# Exercise details:
Report the count of lines holding "name" in the records, with no other words.

## begin Extracted records

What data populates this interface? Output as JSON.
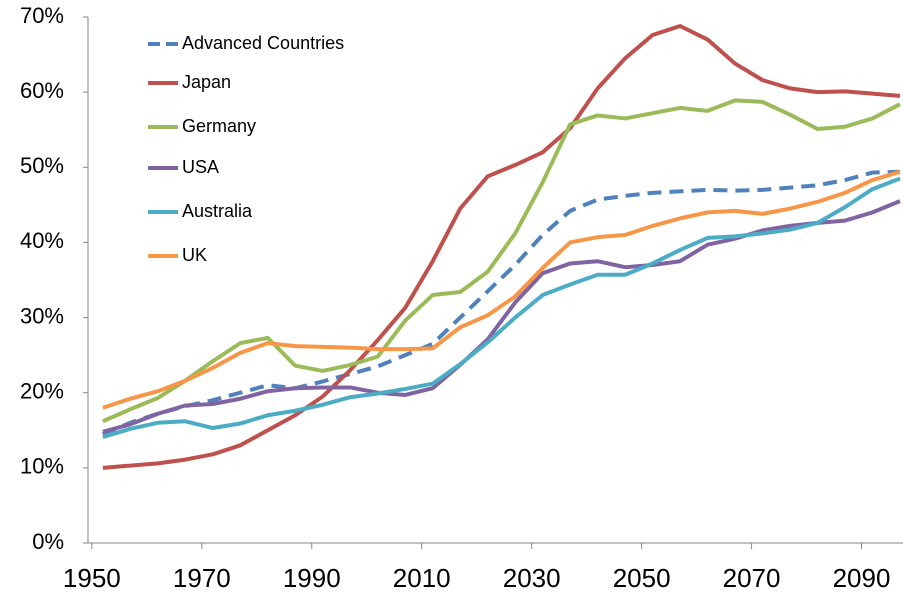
{
  "chart_data": {
    "type": "line",
    "x": [
      1952,
      1957,
      1962,
      1967,
      1972,
      1977,
      1982,
      1987,
      1992,
      1997,
      2002,
      2007,
      2012,
      2017,
      2022,
      2027,
      2032,
      2037,
      2042,
      2047,
      2052,
      2057,
      2062,
      2067,
      2072,
      2077,
      2082,
      2087,
      2092,
      2097
    ],
    "series": [
      {
        "name": "Advanced Countries",
        "color": "#4f81bd",
        "dashed": true,
        "values": [
          14.5,
          16.0,
          17.2,
          18.2,
          19.0,
          20.0,
          21.0,
          20.6,
          21.5,
          22.5,
          23.5,
          25.0,
          26.5,
          30.0,
          33.5,
          37.0,
          41.0,
          44.2,
          45.7,
          46.2,
          46.6,
          46.8,
          47.0,
          46.9,
          47.0,
          47.3,
          47.6,
          48.3,
          49.3,
          49.4
        ]
      },
      {
        "name": "Japan",
        "color": "#c0504d",
        "values": [
          10.0,
          10.3,
          10.6,
          11.1,
          11.8,
          13.0,
          15.0,
          17.0,
          19.5,
          23.0,
          27.0,
          31.3,
          37.5,
          44.5,
          48.8,
          50.3,
          52.0,
          55.2,
          60.5,
          64.5,
          67.6,
          68.8,
          67.0,
          63.8,
          61.6,
          60.5,
          60.0,
          60.1,
          59.8,
          59.5
        ]
      },
      {
        "name": "Germany",
        "color": "#9bbb59",
        "values": [
          16.2,
          17.8,
          19.3,
          21.6,
          24.2,
          26.6,
          27.3,
          23.6,
          22.9,
          23.7,
          24.8,
          29.6,
          33.0,
          33.4,
          36.1,
          41.2,
          48.0,
          55.7,
          56.9,
          56.5,
          57.2,
          57.9,
          57.5,
          58.9,
          58.7,
          57.0,
          55.1,
          55.4,
          56.5,
          58.4
        ]
      },
      {
        "name": "USA",
        "color": "#8064a2",
        "values": [
          14.8,
          15.8,
          17.2,
          18.3,
          18.5,
          19.2,
          20.2,
          20.6,
          20.7,
          20.7,
          20.0,
          19.7,
          20.6,
          23.7,
          27.1,
          32.0,
          35.9,
          37.2,
          37.5,
          36.7,
          37.0,
          37.5,
          39.7,
          40.5,
          41.6,
          42.2,
          42.6,
          42.9,
          44.0,
          45.5
        ]
      },
      {
        "name": "Australia",
        "color": "#4bacc6",
        "values": [
          14.1,
          15.2,
          16.0,
          16.2,
          15.3,
          15.9,
          17.0,
          17.6,
          18.4,
          19.4,
          19.9,
          20.5,
          21.2,
          23.8,
          26.7,
          30.0,
          33.0,
          34.4,
          35.7,
          35.7,
          37.2,
          39.0,
          40.6,
          40.8,
          41.2,
          41.7,
          42.6,
          44.7,
          47.1,
          48.5
        ]
      },
      {
        "name": "UK",
        "color": "#f79646",
        "values": [
          18.0,
          19.2,
          20.2,
          21.6,
          23.3,
          25.3,
          26.6,
          26.2,
          26.1,
          26.0,
          25.8,
          25.8,
          25.9,
          28.7,
          30.3,
          32.8,
          36.6,
          40.0,
          40.7,
          41.0,
          42.2,
          43.2,
          44.0,
          44.2,
          43.8,
          44.5,
          45.4,
          46.6,
          48.3,
          49.4
        ]
      }
    ],
    "xlim": [
      1949.3,
      2097
    ],
    "xticks": [
      1950,
      1970,
      1990,
      2010,
      2030,
      2050,
      2070,
      2090
    ],
    "ylim": [
      0,
      70
    ],
    "yticks": [
      {
        "value": 0,
        "label": "0%"
      },
      {
        "value": 10,
        "label": "10%"
      },
      {
        "value": 20,
        "label": "20%"
      },
      {
        "value": 30,
        "label": "30%"
      },
      {
        "value": 40,
        "label": "40%"
      },
      {
        "value": 50,
        "label": "50%"
      },
      {
        "value": 60,
        "label": "60%"
      },
      {
        "value": 70,
        "label": "70%"
      }
    ],
    "grid": false,
    "legend": "top-left"
  }
}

## end Extracted records

# Result of the task:
6